What you need to do → Would you return the complete listing below word for word?

Record list →
————
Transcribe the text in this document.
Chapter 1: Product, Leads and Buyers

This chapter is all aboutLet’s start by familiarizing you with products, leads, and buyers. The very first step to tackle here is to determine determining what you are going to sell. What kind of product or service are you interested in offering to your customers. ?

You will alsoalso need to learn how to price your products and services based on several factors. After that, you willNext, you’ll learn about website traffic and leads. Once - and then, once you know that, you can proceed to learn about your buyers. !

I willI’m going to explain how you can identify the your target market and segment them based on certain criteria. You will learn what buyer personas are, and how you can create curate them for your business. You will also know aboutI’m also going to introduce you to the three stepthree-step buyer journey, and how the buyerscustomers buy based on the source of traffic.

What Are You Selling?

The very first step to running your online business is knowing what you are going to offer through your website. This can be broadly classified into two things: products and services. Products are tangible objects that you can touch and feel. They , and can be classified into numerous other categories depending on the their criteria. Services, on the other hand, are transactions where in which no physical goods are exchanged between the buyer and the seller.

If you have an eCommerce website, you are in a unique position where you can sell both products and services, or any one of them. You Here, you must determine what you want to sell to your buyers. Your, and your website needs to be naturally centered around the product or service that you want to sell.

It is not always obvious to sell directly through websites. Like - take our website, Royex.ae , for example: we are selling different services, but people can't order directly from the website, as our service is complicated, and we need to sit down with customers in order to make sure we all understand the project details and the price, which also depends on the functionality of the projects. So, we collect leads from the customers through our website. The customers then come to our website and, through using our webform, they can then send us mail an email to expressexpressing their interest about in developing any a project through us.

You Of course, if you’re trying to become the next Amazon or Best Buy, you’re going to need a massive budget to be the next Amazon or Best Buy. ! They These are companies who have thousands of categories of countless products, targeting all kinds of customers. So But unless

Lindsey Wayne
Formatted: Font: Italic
————
Final answer →
Transcribe the text in this document.
Chapter 1: Product, Leads and Buyers

This chapter is all aboutLet’s start by familiarizing you with products, leads, and buyers. The very first step to tackle here is to determine determining what you are going to sell. What kind of product or service are you interested in offering to your customers. ?

You will alsoalso need to learn how to price your products and services based on several factors. After that, you willNext, you’ll learn about website traffic and leads. Once - and then, once you know that, you can proceed to learn about your buyers. !

I willI’m going to explain how you can identify the your target market and segment them based on certain criteria. You will learn what buyer personas are, and how you can create curate them for your business. You will also know aboutI’m also going to introduce you to the three stepthree-step buyer journey, and how the buyerscustomers buy based on the source of traffic.

What Are You Selling?

The very first step to running your online business is knowing what you are going to offer through your website. This can be broadly classified into two things: products and services. Products are tangible objects that you can touch and feel. They , and can be classified into numerous other categories depending on the their criteria. Services, on the other hand, are transactions where in which no physical goods are exchanged between the buyer and the seller.

If you have an eCommerce website, you are in a unique position where you can sell both products and services, or any one of them. You Here, you must determine what you want to sell to your buyers. Your, and your website needs to be naturally centered around the product or service that you want to sell.

It is not always obvious to sell directly through websites. Like - take our website, Royex.ae , for example: we are selling different services, but people can't order directly from the website, as our service is complicated, and we need to sit down with customers in order to make sure we all understand the project details and the price, which also depends on the functionality of the projects. So, we collect leads from the customers through our website. The customers then come to our website and, through using our webform, they can then send us mail an email to expressexpressing their interest about in developing any a project through us.

You Of course, if you’re trying to become the next Amazon or Best Buy, you’re going to need a massive budget to be the next Amazon or Best Buy. ! They These are companies who have thousands of categories of countless products, targeting all kinds of customers. So But unless

Lindsey Wayne
Formatted: Font: Italic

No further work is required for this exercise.